Once you or a loved one has received a terminal diagnosis it’s natural to ask about the future. Yet doctors can and do get prognoses wrong. Why?
If we are, or someone we care for is, critically ill, we’ll expect the doctor to tell us how our future looks. That’s understandable on our part; after all, the very measure of a doctor lies in their predictive abilities, their grasp of the crystal ball. Yet it’s not easy to know just when someone who is sick is going to die.
For example: in a study, the results of which were published in the British Medical Journal, doctors habitually overestimated survival.
What makes accurate prognostication so tricky?
* The diagnosis may or may not be correct
* We’re all unique. So how one person responds to an illness will be different from how your friend or relatives does.
* Every disorder is different and every disorder within a disorder is different.
* If the doctor gets it wrong, in the USA, at least, there is the fear of litigation
Consultant neurologist at the Royal Free hospital in London, Jules Montague, relates an episode in his very first week as an intern. The 85-year-old patient ‘lay gasping, racked by sepsis, her legs swollen from heart failure, her consciousness clouded.’ When her family asked him how long she had, he responded, ‘We’ll be lucky if she’s here in the morning.’
He continues: ‘We were indeed lucky the next morning. We were also lucky for the next week and the month after that, at which point [she] went home, happy and healthy.’
His conclusion? It takes experience to know that sometimes you don’t know. *  The Guardian (3:06:15)
Then there’s the story of the rock world’s cult figure Wilko Johnson. Diagnosed with terminal pancreatic cancer, he gave a farewell tour – which ‘passed off in a blur of emotionally charged gigs, tearful fans literally waving goodbye as he played Chuck Berry’s Bye Bye Johnny.’
‘One of the ways I dealt with [the prognosis of 10 months to live] was to absolutely accept it, and think, “Right, I just want to do it. I don’t want to spend 10 months running around after second opinions or false hopes.” In a way it was kind of a comfort zone, accepting that I was going to die and all the questions of mortality had been sorted out for me.’
The prognosis initiated ‘a kind of intensity of just being that I’ve never felt since youth. Sometimes the insights and ecstasies were so intense, I’d think, “Man, this is almost worth it! Not quite, but almost”.’
He recorded a new album and was part of a film, supposedly the documentation of his final months. Then, through a fan, who happened to be a doctor, he was seen by an oncologist who thought the cancer was operable, albeit with a 15% chance of his surviving surgery. He survived and last October he was told he was cancer-free – just 18 months after he’d been told he was going to die imminently.

REQUIRED ACTION:
Can you reproduce word for word the part of the prognosis article above from "If we are, or" up to and including "going to die."?

DATASET:
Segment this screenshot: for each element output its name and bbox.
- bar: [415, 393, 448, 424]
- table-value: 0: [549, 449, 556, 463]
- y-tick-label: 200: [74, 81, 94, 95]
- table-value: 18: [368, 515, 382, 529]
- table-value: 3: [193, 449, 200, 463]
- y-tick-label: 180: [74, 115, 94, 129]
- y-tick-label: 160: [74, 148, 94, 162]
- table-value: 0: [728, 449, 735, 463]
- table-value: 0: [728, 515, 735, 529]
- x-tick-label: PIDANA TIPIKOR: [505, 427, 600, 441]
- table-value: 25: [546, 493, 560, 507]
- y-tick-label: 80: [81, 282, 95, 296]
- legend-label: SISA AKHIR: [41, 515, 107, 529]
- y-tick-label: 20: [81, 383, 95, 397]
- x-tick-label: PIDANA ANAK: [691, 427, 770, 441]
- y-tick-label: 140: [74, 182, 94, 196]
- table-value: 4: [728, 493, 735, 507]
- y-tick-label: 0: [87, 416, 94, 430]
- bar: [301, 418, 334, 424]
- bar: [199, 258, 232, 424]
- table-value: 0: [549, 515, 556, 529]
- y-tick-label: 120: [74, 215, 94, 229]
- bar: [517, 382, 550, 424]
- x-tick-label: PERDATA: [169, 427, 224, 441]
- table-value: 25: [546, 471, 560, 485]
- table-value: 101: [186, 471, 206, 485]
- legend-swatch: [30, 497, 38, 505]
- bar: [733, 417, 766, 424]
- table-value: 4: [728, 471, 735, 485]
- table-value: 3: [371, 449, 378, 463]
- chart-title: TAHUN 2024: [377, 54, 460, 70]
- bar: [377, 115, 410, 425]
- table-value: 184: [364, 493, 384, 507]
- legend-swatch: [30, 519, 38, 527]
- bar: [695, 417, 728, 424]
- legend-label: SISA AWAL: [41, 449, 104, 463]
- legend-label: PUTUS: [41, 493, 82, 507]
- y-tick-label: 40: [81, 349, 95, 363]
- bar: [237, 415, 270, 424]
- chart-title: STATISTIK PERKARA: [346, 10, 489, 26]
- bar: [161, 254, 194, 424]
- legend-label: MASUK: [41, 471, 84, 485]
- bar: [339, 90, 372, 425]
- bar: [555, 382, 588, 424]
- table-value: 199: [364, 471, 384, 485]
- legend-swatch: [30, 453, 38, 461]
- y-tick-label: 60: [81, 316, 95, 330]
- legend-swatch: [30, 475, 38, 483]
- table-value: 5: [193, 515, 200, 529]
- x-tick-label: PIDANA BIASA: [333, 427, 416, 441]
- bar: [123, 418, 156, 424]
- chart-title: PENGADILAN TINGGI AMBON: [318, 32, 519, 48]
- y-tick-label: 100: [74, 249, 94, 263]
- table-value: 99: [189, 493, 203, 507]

ANSWER TO THIS PROBLEM:
If we are, or someone we care for is, critically ill, we’ll expect the doctor to tell us how our future looks. That’s understandable on our part; after all, the very measure of a doctor lies in their predictive abilities, their grasp of the crystal ball. Yet it’s not easy to know just when someone who is sick is going to die.